YOUR TASK
Write out every entry precisely as given, leaving the pictures out.

Dataset items:
::::::::

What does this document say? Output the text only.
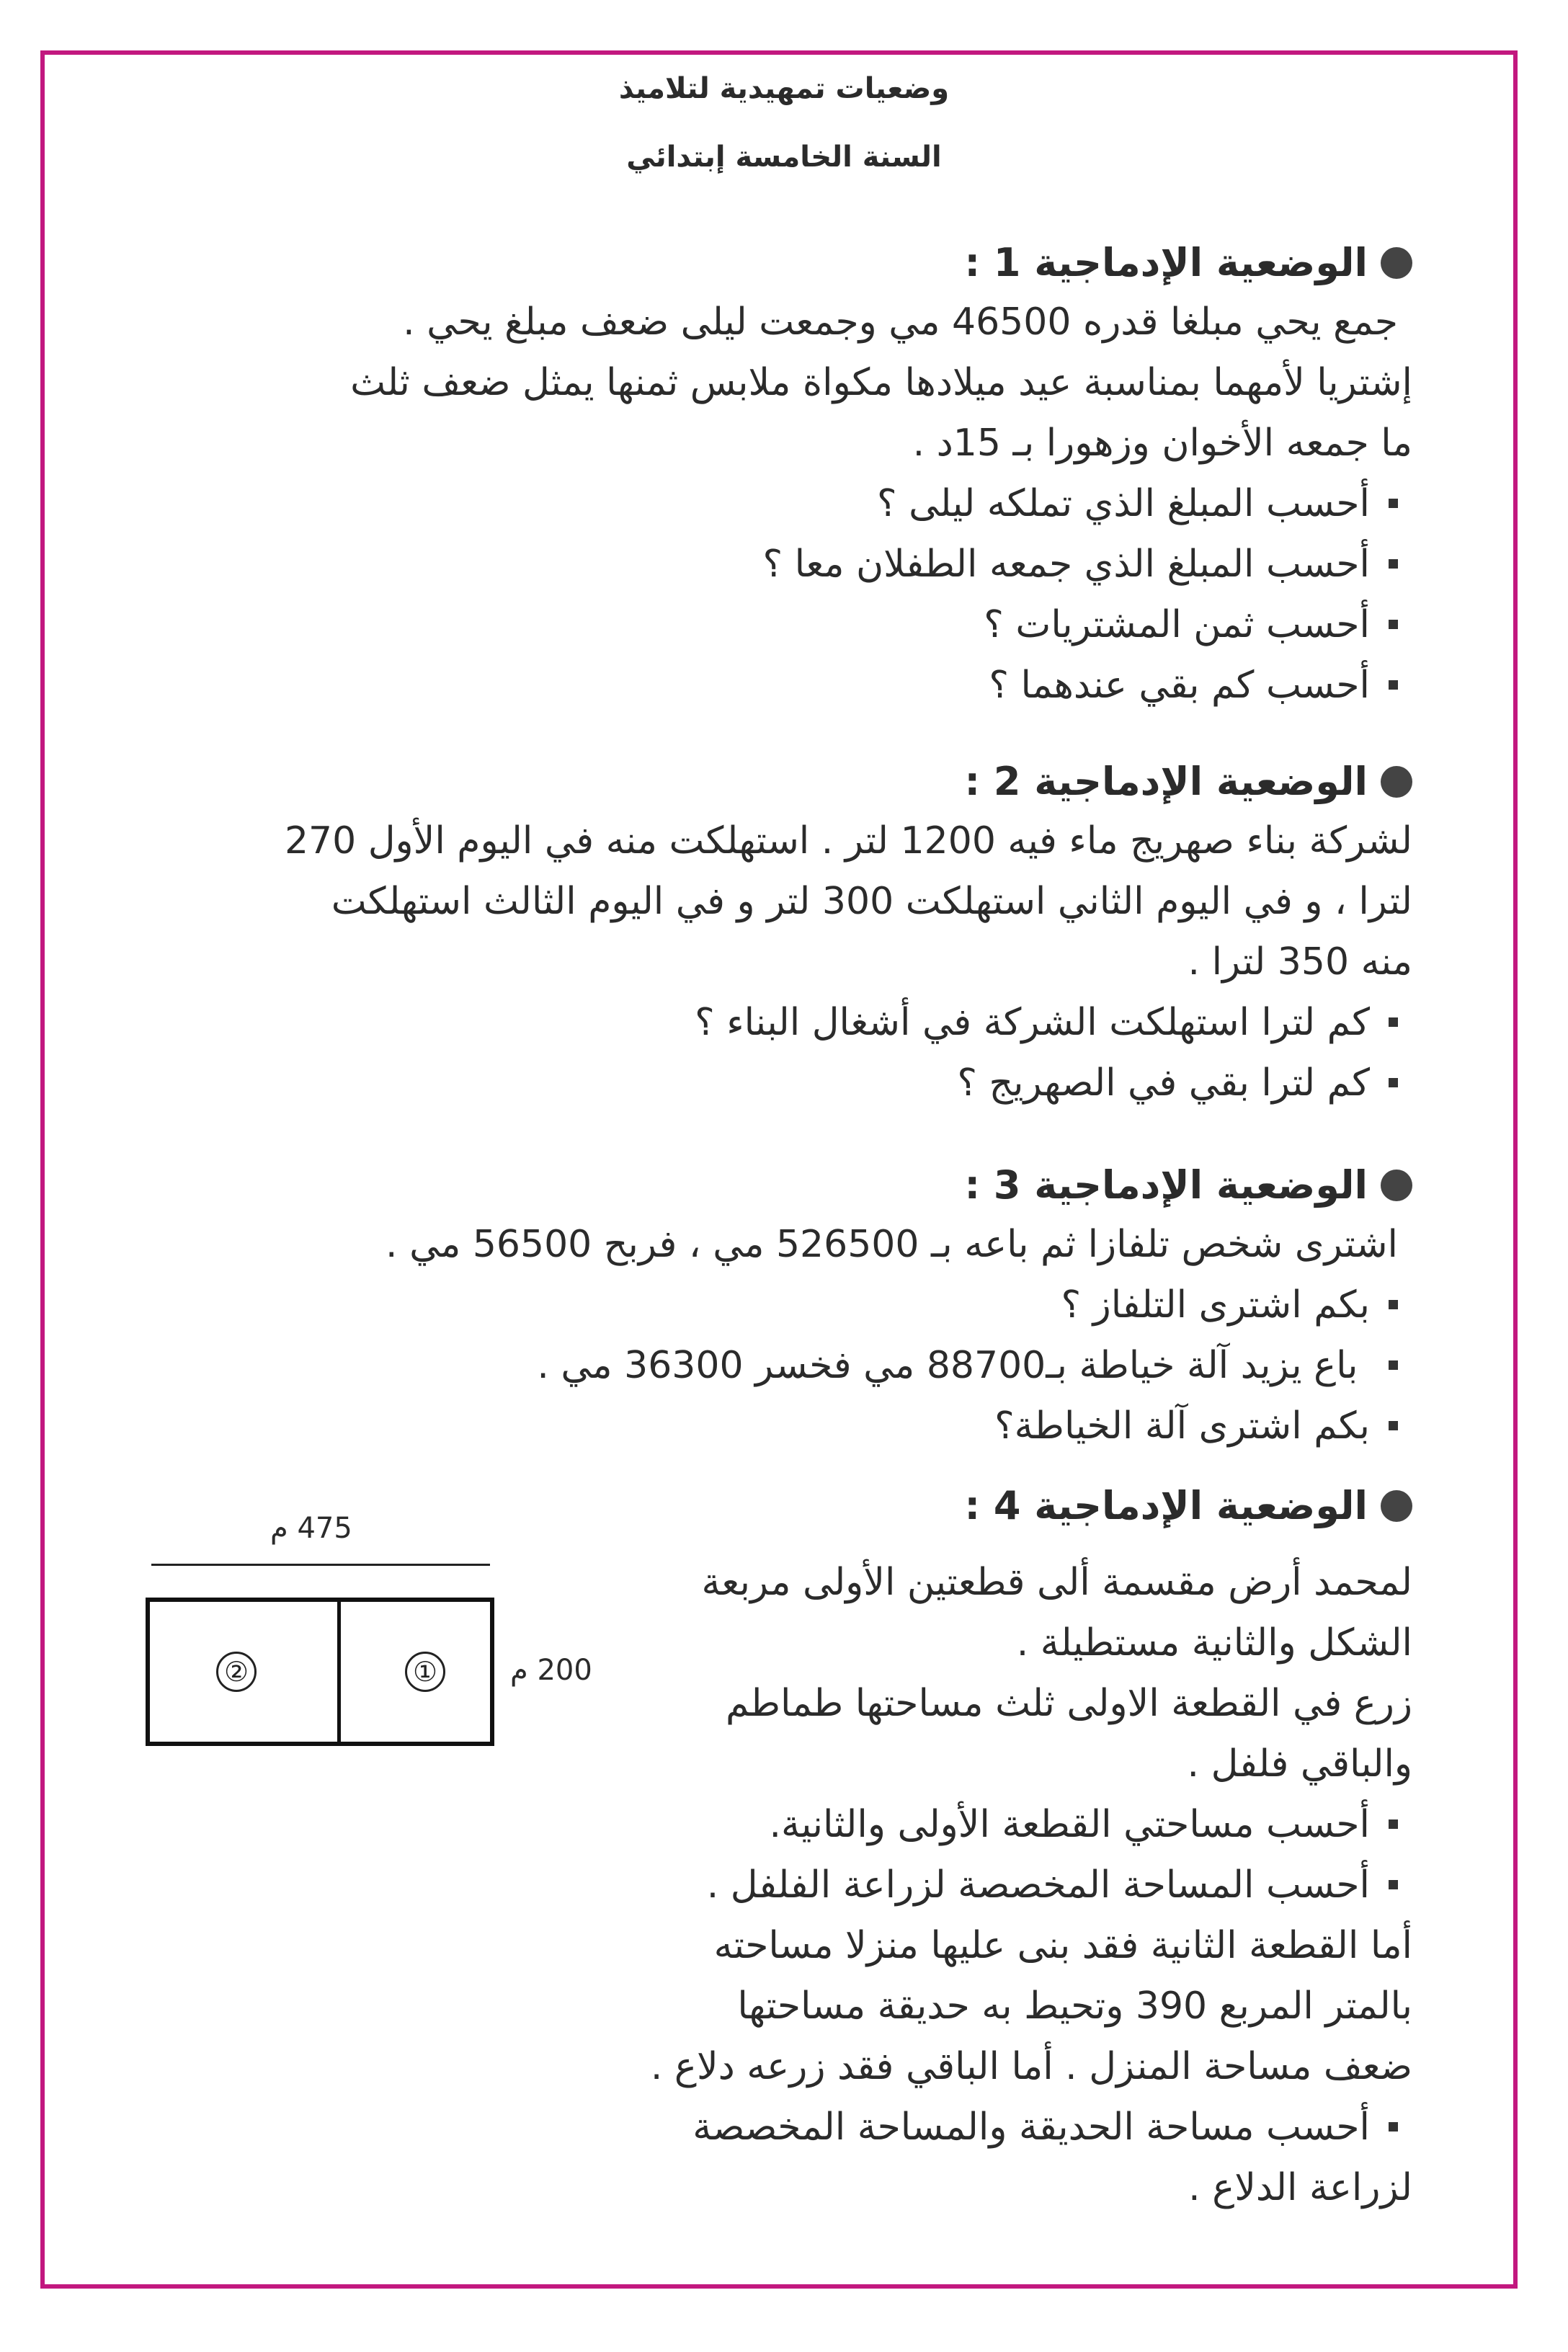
وضعيات تمهيدية لتلاميذ
السنة الخامسة إبتدائي
الوضعية الإدماجية 1 :
جمع يحي مبلغا قدره 46500 مي وجمعت ليلى ضعف مبلغ يحي .
إشتريا لأمهما بمناسبة عيد ميلادها مكواة ملابس ثمنها يمثل ضعف ثلث
ما جمعه الأخوان وزهورا بـ 15د .
أحسب المبلغ الذي تملكه ليلى ؟
أحسب المبلغ الذي جمعه الطفلان معا ؟
أحسب ثمن المشتريات ؟
أحسب كم بقي عندهما ؟
الوضعية الإدماجية 2 :
لشركة بناء صهريج ماء فيه 1200 لتر . استهلكت منه في اليوم الأول 270
لترا ، و في اليوم الثاني استهلكت 300 لتر و في اليوم الثالث استهلكت
منه 350 لترا .
كم لترا استهلكت الشركة في أشغال البناء ؟
كم لترا بقي في الصهريج ؟
الوضعية الإدماجية 3 :
اشترى شخص تلفازا ثم باعه بـ 526500 مي ، فربح 56500 مي .
بكم اشترى التلفاز ؟
باع يزيد آلة خياطة بـ88700 مي فخسر 36300 مي .
بكم اشترى آلة الخياطة؟
الوضعية الإدماجية 4 :
لمحمد أرض مقسمة ألى قطعتين الأولى مربعة
الشكل والثانية مستطيلة .
زرع في القطعة الاولى ثلث مساحتها طماطم
والباقي فلفل .
أحسب مساحتي القطعة الأولى والثانية.
أحسب المساحة المخصصة لزراعة الفلفل .
أما القطعة الثانية فقد بنى عليها منزلا مساحته
بالمتر المربع 390 وتحيط به حديقة مساحتها
ضعف مساحة المنزل . أما الباقي فقد زرعه دلاع .
أحسب مساحة الحديقة والمساحة المخصصة
لزراعة الدلاع .
475 م
②	①	200 م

::::::::

CORRECT RESPONSE
What does this document say? Output the text only.
وضعيات تمهيدية لتلاميذ
السنة الخامسة إبتدائي
الوضعية الإدماجية 1 :
جمع يحي مبلغا قدره 46500 مي وجمعت ليلى ضعف مبلغ يحي .
إشتريا لأمهما بمناسبة عيد ميلادها مكواة ملابس ثمنها يمثل ضعف ثلث
ما جمعه الأخوان وزهورا بـ 15د .
أحسب المبلغ الذي تملكه ليلى ؟
أحسب المبلغ الذي جمعه الطفلان معا ؟
أحسب ثمن المشتريات ؟
أحسب كم بقي عندهما ؟
الوضعية الإدماجية 2 :
لشركة بناء صهريج ماء فيه 1200 لتر . استهلكت منه في اليوم الأول 270
لترا ، و في اليوم الثاني استهلكت 300 لتر و في اليوم الثالث استهلكت
منه 350 لترا .
كم لترا استهلكت الشركة في أشغال البناء ؟
كم لترا بقي في الصهريج ؟
الوضعية الإدماجية 3 :
اشترى شخص تلفازا ثم باعه بـ 526500 مي ، فربح 56500 مي .
بكم اشترى التلفاز ؟
باع يزيد آلة خياطة بـ88700 مي فخسر 36300 مي .
بكم اشترى آلة الخياطة؟
الوضعية الإدماجية 4 :
لمحمد أرض مقسمة ألى قطعتين الأولى مربعة
الشكل والثانية مستطيلة .
زرع في القطعة الاولى ثلث مساحتها طماطم
والباقي فلفل .
أحسب مساحتي القطعة الأولى والثانية.
أحسب المساحة المخصصة لزراعة الفلفل .
أما القطعة الثانية فقد بنى عليها منزلا مساحته
بالمتر المربع 390 وتحيط به حديقة مساحتها
ضعف مساحة المنزل . أما الباقي فقد زرعه دلاع .
أحسب مساحة الحديقة والمساحة المخصصة
لزراعة الدلاع .
475 م
②	①	200 م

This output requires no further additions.